Supplied records:
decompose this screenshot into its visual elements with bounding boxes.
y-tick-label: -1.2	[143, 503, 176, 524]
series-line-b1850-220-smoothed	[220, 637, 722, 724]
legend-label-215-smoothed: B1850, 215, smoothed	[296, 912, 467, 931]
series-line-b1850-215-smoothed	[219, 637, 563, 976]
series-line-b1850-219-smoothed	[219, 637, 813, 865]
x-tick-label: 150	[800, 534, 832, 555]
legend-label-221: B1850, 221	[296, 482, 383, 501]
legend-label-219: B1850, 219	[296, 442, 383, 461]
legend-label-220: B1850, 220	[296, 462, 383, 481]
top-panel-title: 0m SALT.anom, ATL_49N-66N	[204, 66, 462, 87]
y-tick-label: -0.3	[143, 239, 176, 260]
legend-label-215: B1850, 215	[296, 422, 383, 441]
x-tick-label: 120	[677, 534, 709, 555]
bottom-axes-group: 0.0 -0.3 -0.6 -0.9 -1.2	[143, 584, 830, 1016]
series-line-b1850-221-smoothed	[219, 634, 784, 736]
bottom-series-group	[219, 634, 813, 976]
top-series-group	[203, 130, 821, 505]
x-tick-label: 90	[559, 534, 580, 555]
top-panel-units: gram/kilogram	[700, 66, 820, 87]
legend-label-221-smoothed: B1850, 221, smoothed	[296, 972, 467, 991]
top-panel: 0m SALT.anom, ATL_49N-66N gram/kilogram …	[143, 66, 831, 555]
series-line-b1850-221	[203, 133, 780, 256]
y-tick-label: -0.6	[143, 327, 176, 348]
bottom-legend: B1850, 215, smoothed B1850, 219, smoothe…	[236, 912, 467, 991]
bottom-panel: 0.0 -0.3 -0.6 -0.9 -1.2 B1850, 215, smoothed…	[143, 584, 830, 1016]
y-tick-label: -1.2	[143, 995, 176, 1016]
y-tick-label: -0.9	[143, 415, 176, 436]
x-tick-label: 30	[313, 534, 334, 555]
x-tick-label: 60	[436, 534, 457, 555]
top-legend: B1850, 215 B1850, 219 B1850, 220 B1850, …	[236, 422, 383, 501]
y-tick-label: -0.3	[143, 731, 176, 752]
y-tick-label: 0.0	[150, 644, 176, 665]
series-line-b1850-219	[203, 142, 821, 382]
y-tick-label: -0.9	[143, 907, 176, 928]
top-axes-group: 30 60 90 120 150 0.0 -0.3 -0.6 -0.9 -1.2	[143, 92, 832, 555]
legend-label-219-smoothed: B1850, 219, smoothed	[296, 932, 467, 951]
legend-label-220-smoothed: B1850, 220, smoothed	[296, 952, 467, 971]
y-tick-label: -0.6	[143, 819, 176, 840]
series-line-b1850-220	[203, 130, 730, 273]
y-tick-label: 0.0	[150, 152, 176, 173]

To do: Extract every row above verbatim, keeping each line unchanged and in its original order.

The answer:
decompose this screenshot into its visual elements with bounding boxes.
y-tick-label: -1.2	[143, 503, 176, 524]
series-line-b1850-220-smoothed	[220, 637, 722, 724]
legend-label-215-smoothed: B1850, 215, smoothed	[296, 912, 467, 931]
series-line-b1850-215-smoothed	[219, 637, 563, 976]
series-line-b1850-219-smoothed	[219, 637, 813, 865]
x-tick-label: 150	[800, 534, 832, 555]
legend-label-221: B1850, 221	[296, 482, 383, 501]
legend-label-219: B1850, 219	[296, 442, 383, 461]
legend-label-220: B1850, 220	[296, 462, 383, 481]
top-panel-title: 0m SALT.anom, ATL_49N-66N	[204, 66, 462, 87]
y-tick-label: -0.3	[143, 239, 176, 260]
legend-label-215: B1850, 215	[296, 422, 383, 441]
x-tick-label: 120	[677, 534, 709, 555]
bottom-axes-group: 0.0 -0.3 -0.6 -0.9 -1.2	[143, 584, 830, 1016]
series-line-b1850-221-smoothed	[219, 634, 784, 736]
bottom-series-group	[219, 634, 813, 976]
top-series-group	[203, 130, 821, 505]
x-tick-label: 90	[559, 534, 580, 555]
top-panel-units: gram/kilogram	[700, 66, 820, 87]
legend-label-221-smoothed: B1850, 221, smoothed	[296, 972, 467, 991]
top-panel: 0m SALT.anom, ATL_49N-66N gram/kilogram …	[143, 66, 831, 555]
series-line-b1850-221	[203, 133, 780, 256]
y-tick-label: -0.6	[143, 327, 176, 348]
bottom-legend: B1850, 215, smoothed B1850, 219, smoothe…	[236, 912, 467, 991]
bottom-panel: 0.0 -0.3 -0.6 -0.9 -1.2 B1850, 215, smoothed…	[143, 584, 830, 1016]
y-tick-label: -1.2	[143, 995, 176, 1016]
y-tick-label: -0.9	[143, 415, 176, 436]
x-tick-label: 30	[313, 534, 334, 555]
x-tick-label: 60	[436, 534, 457, 555]
top-legend: B1850, 215 B1850, 219 B1850, 220 B1850, …	[236, 422, 383, 501]
y-tick-label: -0.3	[143, 731, 176, 752]
y-tick-label: 0.0	[150, 644, 176, 665]
series-line-b1850-219	[203, 142, 821, 382]
y-tick-label: -0.9	[143, 907, 176, 928]
top-axes-group: 30 60 90 120 150 0.0 -0.3 -0.6 -0.9 -1.2	[143, 92, 832, 555]
legend-label-219-smoothed: B1850, 219, smoothed	[296, 932, 467, 951]
legend-label-220-smoothed: B1850, 220, smoothed	[296, 952, 467, 971]
y-tick-label: -0.6	[143, 819, 176, 840]
series-line-b1850-220	[203, 130, 730, 273]
y-tick-label: 0.0	[150, 152, 176, 173]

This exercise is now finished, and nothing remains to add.